==== DATA PROVIDED
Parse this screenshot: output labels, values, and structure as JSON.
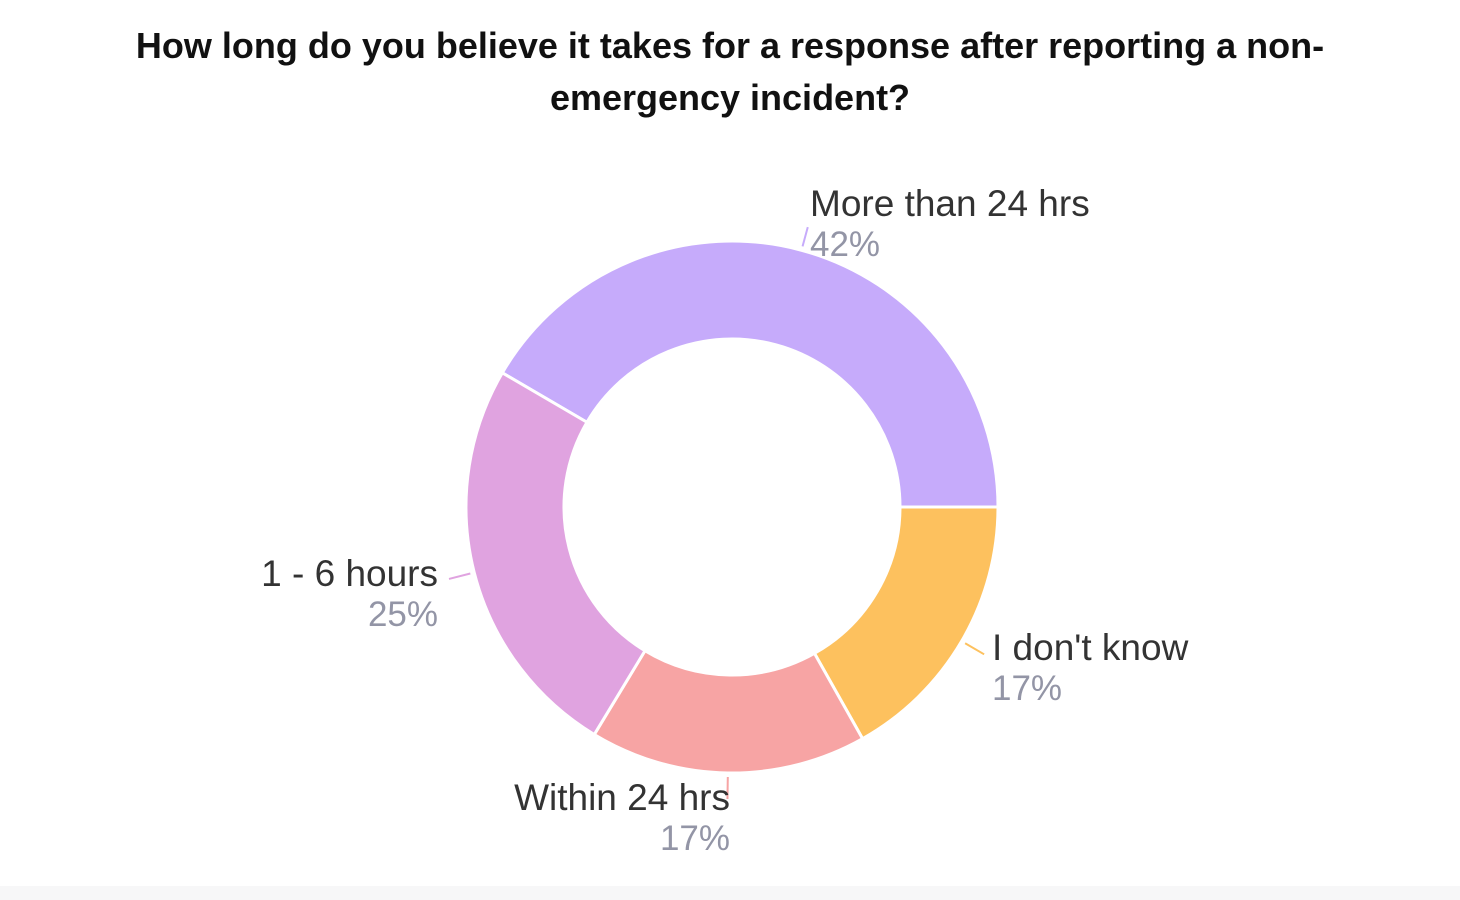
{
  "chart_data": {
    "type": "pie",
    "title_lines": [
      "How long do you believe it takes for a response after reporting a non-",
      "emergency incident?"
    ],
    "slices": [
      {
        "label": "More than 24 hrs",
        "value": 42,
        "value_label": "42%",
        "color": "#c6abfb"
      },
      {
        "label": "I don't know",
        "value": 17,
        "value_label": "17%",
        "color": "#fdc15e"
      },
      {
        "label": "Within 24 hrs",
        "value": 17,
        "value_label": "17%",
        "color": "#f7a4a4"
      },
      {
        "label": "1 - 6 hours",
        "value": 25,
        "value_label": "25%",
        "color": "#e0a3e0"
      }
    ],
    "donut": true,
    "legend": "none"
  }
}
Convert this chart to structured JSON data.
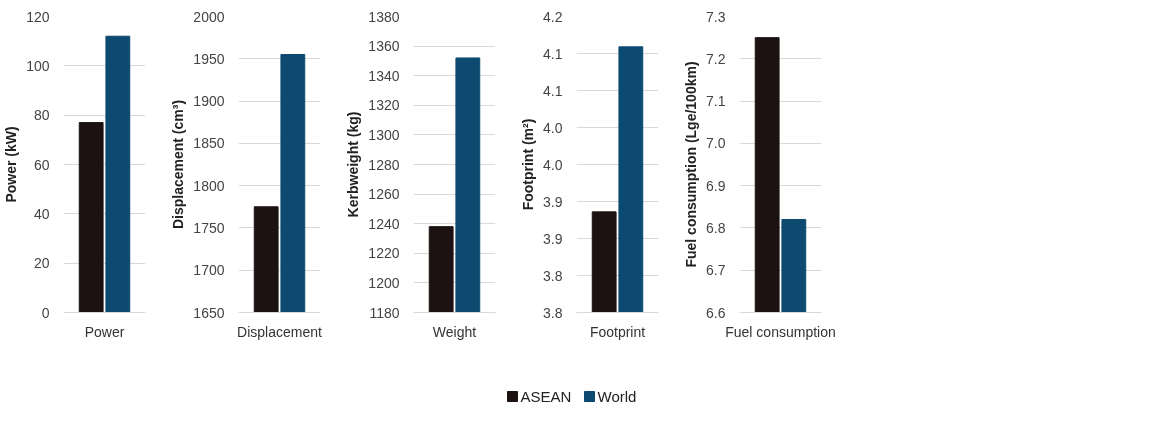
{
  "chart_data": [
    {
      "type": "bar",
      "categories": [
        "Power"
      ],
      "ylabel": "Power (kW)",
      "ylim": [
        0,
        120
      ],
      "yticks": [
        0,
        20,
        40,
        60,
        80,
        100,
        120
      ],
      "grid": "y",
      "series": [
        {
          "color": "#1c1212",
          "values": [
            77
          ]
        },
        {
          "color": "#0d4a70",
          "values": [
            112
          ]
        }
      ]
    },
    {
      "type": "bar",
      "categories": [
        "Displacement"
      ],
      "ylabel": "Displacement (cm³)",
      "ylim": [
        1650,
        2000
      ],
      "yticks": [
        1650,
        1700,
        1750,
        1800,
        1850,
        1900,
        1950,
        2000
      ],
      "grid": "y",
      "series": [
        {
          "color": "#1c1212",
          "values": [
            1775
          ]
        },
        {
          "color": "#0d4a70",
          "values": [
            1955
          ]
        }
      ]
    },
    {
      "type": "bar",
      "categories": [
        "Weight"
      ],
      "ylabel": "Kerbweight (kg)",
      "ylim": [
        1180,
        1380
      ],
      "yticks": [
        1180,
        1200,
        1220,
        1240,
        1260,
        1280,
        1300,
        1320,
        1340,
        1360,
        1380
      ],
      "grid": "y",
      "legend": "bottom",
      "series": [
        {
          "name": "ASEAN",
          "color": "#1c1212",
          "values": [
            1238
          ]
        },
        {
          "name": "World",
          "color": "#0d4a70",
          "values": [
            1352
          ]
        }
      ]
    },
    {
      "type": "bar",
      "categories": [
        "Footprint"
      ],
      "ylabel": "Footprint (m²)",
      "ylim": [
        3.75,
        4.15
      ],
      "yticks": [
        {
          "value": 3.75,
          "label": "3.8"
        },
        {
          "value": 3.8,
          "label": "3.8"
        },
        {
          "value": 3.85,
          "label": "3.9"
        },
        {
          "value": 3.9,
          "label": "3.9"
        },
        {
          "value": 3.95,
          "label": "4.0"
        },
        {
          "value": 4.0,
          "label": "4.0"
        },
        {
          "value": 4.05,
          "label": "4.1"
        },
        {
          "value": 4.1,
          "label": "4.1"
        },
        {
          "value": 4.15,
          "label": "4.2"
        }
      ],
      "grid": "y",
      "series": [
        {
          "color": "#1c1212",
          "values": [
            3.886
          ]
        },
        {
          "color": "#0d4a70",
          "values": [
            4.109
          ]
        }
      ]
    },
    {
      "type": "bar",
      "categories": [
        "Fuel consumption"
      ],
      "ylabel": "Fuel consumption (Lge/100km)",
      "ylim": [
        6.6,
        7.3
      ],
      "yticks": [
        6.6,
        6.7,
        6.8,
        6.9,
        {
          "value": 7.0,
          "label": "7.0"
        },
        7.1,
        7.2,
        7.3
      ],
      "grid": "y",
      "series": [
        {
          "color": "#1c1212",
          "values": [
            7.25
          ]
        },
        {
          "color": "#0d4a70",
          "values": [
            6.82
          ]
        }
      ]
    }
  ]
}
========
### GOAL
Reproduce the whole listing above word for word, but not its pictures.

### WRITTEN SOLUTION
Parse this screenshot: output labels, values, and structure as JSON.
{
  "chart_data": {
    "type": "pie",
    "title_lines": [
      "How long do you believe it takes for a response after reporting a non-",
      "emergency incident?"
    ],
    "slices": [
      {
        "label": "More than 24 hrs",
        "value": 42,
        "value_label": "42%",
        "color": "#c6abfb"
      },
      {
        "label": "I don't know",
        "value": 17,
        "value_label": "17%",
        "color": "#fdc15e"
      },
      {
        "label": "Within 24 hrs",
        "value": 17,
        "value_label": "17%",
        "color": "#f7a4a4"
      },
      {
        "label": "1 - 6 hours",
        "value": 25,
        "value_label": "25%",
        "color": "#e0a3e0"
      }
    ],
    "donut": true,
    "legend": "none"
  }
}
Convert this chart to structured JSON data.
{
  "chart_data": [
    {
      "type": "bar",
      "categories": [
        "Power"
      ],
      "ylabel": "Power (kW)",
      "ylim": [
        0,
        120
      ],
      "yticks": [
        0,
        20,
        40,
        60,
        80,
        100,
        120
      ],
      "grid": "y",
      "series": [
        {
          "color": "#1c1212",
          "values": [
            77
          ]
        },
        {
          "color": "#0d4a70",
          "values": [
            112
          ]
        }
      ]
    },
    {
      "type": "bar",
      "categories": [
        "Displacement"
      ],
      "ylabel": "Displacement (cm³)",
      "ylim": [
        1650,
        2000
      ],
      "yticks": [
        1650,
        1700,
        1750,
        1800,
        1850,
        1900,
        1950,
        2000
      ],
      "grid": "y",
      "series": [
        {
          "color": "#1c1212",
          "values": [
            1775
          ]
        },
        {
          "color": "#0d4a70",
          "values": [
            1955
          ]
        }
      ]
    },
    {
      "type": "bar",
      "categories": [
        "Weight"
      ],
      "ylabel": "Kerbweight (kg)",
      "ylim": [
        1180,
        1380
      ],
      "yticks": [
        1180,
        1200,
        1220,
        1240,
        1260,
        1280,
        1300,
        1320,
        1340,
        1360,
        1380
      ],
      "grid": "y",
      "legend": "bottom",
      "series": [
        {
          "name": "ASEAN",
          "color": "#1c1212",
          "values": [
            1238
          ]
        },
        {
          "name": "World",
          "color": "#0d4a70",
          "values": [
            1352
          ]
        }
      ]
    },
    {
      "type": "bar",
      "categories": [
        "Footprint"
      ],
      "ylabel": "Footprint (m²)",
      "ylim": [
        3.75,
        4.15
      ],
      "yticks": [
        {
          "value": 3.75,
          "label": "3.8"
        },
        {
          "value": 3.8,
          "label": "3.8"
        },
        {
          "value": 3.85,
          "label": "3.9"
        },
        {
          "value": 3.9,
          "label": "3.9"
        },
        {
          "value": 3.95,
          "label": "4.0"
        },
        {
          "value": 4.0,
          "label": "4.0"
        },
        {
          "value": 4.05,
          "label": "4.1"
        },
        {
          "value": 4.1,
          "label": "4.1"
        },
        {
          "value": 4.15,
          "label": "4.2"
        }
      ],
      "grid": "y",
      "series": [
        {
          "color": "#1c1212",
          "values": [
            3.886
          ]
        },
        {
          "color": "#0d4a70",
          "values": [
            4.109
          ]
        }
      ]
    },
    {
      "type": "bar",
      "categories": [
        "Fuel consumption"
      ],
      "ylabel": "Fuel consumption (Lge/100km)",
      "ylim": [
        6.6,
        7.3
      ],
      "yticks": [
        6.6,
        6.7,
        6.8,
        6.9,
        {
          "value": 7.0,
          "label": "7.0"
        },
        7.1,
        7.2,
        7.3
      ],
      "grid": "y",
      "series": [
        {
          "color": "#1c1212",
          "values": [
            7.25
          ]
        },
        {
          "color": "#0d4a70",
          "values": [
            6.82
          ]
        }
      ]
    }
  ]
}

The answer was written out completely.